### Request:
For the data below, work out how many lines contain the word "speak" and supply only that number.

### Records excerpted from a collection:
"""

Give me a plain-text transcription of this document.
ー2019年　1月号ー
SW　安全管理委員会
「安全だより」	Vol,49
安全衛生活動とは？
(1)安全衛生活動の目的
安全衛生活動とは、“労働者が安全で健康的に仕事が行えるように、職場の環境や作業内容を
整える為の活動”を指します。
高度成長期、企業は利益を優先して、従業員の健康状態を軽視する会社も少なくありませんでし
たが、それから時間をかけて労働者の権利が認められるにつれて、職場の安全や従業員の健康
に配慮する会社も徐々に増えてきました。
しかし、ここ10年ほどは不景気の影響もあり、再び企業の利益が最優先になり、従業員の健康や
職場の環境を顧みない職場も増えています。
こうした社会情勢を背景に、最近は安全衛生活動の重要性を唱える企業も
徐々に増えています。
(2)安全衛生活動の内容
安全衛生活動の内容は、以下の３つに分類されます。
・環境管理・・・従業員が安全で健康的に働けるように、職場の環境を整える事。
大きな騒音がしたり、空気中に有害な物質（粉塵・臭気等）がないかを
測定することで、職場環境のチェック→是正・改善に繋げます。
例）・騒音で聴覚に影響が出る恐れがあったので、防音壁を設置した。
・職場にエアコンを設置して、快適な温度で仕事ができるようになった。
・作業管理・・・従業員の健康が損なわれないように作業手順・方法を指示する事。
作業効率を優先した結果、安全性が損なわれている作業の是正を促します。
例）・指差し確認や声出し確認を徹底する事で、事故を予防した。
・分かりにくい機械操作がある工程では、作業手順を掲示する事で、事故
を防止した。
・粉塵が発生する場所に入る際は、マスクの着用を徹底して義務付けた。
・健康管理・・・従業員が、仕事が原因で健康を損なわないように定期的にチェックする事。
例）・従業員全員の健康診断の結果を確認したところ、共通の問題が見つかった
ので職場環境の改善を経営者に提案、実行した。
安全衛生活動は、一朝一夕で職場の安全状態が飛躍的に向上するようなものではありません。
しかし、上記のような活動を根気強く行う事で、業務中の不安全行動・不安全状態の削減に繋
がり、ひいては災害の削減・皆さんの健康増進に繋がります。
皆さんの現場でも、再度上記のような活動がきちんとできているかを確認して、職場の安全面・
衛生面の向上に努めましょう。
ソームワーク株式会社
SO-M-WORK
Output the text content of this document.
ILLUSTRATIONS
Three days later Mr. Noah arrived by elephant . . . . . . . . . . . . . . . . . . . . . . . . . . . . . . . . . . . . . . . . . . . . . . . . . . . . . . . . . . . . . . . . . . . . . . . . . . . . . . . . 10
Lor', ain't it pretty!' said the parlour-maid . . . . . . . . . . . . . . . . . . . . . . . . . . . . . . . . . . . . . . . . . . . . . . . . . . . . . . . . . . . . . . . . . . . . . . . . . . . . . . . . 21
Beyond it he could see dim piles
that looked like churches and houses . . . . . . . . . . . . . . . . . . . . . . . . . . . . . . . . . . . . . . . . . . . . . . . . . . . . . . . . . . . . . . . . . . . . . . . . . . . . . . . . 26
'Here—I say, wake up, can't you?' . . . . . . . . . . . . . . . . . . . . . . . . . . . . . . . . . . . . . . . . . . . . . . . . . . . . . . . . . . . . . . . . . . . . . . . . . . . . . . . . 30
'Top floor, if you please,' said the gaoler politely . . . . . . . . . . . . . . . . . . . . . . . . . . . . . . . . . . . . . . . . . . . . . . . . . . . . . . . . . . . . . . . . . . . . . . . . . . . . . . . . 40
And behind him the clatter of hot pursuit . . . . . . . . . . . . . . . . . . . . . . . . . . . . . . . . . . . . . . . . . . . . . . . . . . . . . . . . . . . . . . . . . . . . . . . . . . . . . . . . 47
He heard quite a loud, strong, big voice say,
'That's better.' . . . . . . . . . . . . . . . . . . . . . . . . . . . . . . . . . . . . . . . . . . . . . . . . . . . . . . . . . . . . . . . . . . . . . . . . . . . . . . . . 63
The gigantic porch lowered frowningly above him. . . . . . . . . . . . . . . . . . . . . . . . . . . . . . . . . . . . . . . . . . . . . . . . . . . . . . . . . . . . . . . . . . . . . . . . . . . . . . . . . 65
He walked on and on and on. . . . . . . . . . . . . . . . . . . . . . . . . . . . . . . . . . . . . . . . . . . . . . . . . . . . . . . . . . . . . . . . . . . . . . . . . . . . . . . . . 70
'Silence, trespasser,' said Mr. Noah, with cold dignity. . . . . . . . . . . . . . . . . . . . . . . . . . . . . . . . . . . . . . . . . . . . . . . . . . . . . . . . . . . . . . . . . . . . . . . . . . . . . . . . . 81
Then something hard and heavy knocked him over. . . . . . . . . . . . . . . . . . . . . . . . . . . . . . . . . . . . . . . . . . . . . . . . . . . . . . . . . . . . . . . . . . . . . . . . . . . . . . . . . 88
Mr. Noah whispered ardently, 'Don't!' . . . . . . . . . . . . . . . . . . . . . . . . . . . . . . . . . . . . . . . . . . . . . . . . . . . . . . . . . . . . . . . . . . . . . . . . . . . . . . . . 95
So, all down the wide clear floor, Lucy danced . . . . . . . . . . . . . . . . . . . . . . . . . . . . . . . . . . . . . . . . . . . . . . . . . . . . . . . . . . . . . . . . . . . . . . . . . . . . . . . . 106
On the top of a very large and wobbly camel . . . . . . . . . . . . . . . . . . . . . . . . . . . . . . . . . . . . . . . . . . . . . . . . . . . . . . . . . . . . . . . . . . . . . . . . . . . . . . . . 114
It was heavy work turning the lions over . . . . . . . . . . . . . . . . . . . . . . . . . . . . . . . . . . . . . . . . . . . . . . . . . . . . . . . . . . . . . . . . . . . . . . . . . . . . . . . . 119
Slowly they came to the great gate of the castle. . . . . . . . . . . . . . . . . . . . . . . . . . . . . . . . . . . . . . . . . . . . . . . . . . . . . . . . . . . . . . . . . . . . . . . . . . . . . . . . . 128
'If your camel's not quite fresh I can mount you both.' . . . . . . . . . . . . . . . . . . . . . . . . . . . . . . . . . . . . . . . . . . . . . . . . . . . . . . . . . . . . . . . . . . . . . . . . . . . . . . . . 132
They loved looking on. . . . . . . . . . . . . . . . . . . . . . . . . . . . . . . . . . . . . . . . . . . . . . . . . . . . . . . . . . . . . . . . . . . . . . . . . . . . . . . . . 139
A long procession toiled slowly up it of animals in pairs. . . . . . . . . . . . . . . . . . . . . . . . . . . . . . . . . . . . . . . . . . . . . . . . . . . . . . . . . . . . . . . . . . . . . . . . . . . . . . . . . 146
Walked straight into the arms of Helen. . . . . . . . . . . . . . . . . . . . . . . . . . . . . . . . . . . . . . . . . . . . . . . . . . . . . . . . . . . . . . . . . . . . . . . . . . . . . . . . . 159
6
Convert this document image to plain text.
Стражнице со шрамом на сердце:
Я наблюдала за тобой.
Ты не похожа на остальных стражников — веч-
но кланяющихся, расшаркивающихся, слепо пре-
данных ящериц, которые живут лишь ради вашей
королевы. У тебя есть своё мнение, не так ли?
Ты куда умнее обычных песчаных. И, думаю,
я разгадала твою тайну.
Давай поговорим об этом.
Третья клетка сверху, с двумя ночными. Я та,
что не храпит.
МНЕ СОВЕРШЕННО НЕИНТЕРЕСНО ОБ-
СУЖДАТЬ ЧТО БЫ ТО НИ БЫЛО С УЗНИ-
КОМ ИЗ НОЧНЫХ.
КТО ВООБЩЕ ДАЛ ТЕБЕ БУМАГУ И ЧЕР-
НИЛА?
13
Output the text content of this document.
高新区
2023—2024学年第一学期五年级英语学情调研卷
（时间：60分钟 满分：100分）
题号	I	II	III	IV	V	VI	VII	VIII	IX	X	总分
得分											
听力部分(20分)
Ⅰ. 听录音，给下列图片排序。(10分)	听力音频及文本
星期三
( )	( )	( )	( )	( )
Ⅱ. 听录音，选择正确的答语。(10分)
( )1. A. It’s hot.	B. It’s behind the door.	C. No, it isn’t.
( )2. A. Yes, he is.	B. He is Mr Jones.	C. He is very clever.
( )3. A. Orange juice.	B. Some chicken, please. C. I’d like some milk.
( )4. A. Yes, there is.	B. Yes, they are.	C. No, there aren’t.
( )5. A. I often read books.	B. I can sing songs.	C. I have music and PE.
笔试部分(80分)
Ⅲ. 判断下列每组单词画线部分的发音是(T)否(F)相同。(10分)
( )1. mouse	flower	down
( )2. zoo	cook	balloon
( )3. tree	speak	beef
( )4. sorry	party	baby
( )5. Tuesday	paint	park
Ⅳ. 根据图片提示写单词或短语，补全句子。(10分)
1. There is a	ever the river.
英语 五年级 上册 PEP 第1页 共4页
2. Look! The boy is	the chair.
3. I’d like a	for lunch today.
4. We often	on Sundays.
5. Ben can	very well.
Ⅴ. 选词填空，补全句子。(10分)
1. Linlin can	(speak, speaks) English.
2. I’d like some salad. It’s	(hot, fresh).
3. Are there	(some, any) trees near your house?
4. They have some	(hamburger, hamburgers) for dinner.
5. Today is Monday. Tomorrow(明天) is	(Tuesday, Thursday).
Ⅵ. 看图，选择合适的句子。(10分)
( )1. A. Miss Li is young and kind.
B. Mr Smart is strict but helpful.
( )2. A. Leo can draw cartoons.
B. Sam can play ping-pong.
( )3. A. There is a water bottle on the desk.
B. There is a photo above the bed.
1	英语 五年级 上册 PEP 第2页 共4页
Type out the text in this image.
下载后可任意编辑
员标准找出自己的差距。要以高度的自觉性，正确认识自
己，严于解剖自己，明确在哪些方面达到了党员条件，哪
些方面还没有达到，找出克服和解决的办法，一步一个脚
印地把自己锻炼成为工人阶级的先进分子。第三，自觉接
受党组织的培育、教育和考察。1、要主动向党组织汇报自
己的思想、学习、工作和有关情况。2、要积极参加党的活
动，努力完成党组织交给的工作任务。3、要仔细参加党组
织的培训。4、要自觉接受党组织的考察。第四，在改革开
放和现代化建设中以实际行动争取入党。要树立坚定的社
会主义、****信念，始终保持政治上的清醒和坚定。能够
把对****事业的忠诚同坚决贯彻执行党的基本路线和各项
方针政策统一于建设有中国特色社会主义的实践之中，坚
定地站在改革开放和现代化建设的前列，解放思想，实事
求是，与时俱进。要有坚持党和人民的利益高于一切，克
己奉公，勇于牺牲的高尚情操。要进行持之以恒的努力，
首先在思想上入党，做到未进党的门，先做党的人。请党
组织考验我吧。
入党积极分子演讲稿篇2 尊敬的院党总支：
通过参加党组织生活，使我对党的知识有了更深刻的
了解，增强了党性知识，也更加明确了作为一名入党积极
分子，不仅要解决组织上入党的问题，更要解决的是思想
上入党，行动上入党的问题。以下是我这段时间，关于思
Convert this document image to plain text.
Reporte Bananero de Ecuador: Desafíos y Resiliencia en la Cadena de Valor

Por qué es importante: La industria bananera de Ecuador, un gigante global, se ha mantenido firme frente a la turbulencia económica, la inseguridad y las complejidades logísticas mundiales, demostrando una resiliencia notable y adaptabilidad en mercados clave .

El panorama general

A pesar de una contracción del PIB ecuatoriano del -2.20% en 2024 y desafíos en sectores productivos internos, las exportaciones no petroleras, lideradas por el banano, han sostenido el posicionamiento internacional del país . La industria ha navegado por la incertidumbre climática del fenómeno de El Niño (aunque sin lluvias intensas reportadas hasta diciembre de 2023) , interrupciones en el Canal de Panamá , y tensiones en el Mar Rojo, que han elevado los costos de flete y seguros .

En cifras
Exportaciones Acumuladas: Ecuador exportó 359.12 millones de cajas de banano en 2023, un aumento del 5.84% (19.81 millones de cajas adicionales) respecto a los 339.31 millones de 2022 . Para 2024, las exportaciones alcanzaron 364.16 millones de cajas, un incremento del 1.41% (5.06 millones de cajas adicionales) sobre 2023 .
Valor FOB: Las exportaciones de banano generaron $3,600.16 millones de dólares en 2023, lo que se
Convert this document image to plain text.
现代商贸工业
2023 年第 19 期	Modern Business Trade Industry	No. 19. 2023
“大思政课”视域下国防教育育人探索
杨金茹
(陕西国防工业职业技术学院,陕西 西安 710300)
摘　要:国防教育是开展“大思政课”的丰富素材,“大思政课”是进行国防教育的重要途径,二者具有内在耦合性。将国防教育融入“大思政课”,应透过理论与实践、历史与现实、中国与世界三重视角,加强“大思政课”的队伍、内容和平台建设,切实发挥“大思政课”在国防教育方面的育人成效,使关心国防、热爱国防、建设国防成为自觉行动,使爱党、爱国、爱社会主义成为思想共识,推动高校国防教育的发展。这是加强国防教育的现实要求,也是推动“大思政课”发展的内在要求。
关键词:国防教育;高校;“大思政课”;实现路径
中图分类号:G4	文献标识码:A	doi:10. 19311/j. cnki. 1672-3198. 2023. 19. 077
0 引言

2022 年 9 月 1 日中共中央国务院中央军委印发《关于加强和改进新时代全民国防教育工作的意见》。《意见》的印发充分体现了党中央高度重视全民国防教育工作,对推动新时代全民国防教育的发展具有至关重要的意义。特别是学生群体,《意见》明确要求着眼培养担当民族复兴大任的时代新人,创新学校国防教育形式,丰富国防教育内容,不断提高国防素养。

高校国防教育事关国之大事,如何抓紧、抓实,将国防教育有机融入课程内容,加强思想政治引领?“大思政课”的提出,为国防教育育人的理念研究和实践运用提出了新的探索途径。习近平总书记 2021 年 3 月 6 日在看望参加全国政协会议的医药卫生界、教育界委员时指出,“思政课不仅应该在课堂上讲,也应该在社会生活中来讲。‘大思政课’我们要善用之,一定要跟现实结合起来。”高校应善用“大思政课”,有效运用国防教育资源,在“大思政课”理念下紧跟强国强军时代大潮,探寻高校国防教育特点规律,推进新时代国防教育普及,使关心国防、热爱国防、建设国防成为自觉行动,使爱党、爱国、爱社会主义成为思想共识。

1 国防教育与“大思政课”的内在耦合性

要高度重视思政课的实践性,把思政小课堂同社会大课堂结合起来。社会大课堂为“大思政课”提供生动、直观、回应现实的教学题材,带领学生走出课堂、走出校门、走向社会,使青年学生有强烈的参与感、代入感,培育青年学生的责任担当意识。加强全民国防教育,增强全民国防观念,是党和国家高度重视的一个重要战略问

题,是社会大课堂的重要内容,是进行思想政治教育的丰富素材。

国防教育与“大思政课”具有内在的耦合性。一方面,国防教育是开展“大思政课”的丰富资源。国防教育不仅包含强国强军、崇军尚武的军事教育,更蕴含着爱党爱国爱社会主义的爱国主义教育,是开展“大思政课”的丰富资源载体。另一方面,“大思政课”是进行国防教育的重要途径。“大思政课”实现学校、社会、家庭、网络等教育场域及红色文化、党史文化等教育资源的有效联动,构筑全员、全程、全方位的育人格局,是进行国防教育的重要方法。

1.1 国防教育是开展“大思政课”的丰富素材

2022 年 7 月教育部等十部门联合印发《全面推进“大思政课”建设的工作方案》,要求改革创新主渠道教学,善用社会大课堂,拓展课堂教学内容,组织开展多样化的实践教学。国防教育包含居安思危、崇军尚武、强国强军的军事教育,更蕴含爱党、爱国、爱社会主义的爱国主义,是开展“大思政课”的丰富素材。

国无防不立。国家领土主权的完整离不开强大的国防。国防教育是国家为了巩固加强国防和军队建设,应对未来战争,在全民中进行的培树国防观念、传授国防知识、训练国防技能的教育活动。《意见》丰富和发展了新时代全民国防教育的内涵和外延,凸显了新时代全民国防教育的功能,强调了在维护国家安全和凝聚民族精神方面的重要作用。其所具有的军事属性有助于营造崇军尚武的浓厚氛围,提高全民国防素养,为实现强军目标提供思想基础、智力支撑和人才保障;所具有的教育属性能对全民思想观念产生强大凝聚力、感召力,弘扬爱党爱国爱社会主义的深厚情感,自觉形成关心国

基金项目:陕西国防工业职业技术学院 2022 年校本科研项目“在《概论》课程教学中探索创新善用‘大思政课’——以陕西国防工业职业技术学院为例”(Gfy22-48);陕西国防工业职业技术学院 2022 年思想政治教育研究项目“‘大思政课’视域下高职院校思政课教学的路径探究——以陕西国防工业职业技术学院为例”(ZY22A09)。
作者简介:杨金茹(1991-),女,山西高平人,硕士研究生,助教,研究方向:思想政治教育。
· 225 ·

"""

### Task solution:
2